SHORT EXERCISE >> Filter these entries so that only lines with the word "RCEP" remain.

[Collected data entries]

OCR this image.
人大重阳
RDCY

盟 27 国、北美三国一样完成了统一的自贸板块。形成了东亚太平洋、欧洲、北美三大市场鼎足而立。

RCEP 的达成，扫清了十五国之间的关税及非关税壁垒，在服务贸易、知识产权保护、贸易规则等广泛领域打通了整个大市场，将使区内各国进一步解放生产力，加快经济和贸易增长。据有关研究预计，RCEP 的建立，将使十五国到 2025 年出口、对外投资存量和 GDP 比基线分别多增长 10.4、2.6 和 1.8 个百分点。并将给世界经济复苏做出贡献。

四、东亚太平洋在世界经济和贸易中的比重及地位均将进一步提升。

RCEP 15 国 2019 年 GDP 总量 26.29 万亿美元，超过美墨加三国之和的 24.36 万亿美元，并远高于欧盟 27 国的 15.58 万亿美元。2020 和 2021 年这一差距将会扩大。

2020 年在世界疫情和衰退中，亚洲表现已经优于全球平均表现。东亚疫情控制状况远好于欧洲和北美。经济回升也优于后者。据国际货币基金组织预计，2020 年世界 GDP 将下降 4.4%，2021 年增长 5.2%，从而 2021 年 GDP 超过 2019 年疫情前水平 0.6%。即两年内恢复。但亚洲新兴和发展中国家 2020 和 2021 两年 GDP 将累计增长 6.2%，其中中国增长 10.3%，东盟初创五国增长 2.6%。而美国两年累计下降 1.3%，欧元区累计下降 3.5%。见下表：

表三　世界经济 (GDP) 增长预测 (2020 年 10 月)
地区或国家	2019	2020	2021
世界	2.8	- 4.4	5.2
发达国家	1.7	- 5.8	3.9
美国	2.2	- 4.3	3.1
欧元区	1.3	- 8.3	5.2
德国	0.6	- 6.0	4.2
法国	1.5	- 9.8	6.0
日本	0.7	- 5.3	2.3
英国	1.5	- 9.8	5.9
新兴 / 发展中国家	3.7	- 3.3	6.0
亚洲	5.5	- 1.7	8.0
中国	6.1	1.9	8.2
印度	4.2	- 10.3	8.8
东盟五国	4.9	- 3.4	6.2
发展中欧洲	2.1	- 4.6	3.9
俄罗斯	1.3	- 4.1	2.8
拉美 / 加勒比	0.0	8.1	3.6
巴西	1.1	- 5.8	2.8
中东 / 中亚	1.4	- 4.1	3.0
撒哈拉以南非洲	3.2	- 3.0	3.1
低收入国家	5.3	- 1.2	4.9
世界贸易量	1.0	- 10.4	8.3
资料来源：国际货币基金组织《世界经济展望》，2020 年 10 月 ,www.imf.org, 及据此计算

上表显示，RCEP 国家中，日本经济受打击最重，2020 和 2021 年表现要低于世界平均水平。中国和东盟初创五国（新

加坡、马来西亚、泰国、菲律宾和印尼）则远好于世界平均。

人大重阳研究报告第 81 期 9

FULL ANSWER >>
RCEP 的达成，扫清了十五国之间的关税及非关税壁垒，在服务贸易、知识产权保护、贸易规则等广泛领域打通了整个大市场，将使区内各国进一步解放生产力，加快经济和贸易增长。据有关研究预计，RCEP 的建立，将使十五国到 2025 年出口、对外投资存量和 GDP 比基线分别多增长 10.4、2.6 和 1.8 个百分点。并将给世界经济复苏做出贡献。
RCEP 15 国 2019 年 GDP 总量 26.29 万亿美元，超过美墨加三国之和的 24.36 万亿美元，并远高于欧盟 27 国的 15.58 万亿美元。2020 和 2021 年这一差距将会扩大。
上表显示，RCEP 国家中，日本经济受打击最重，2020 和 2021 年表现要低于世界平均水平。中国和东盟初创五国（新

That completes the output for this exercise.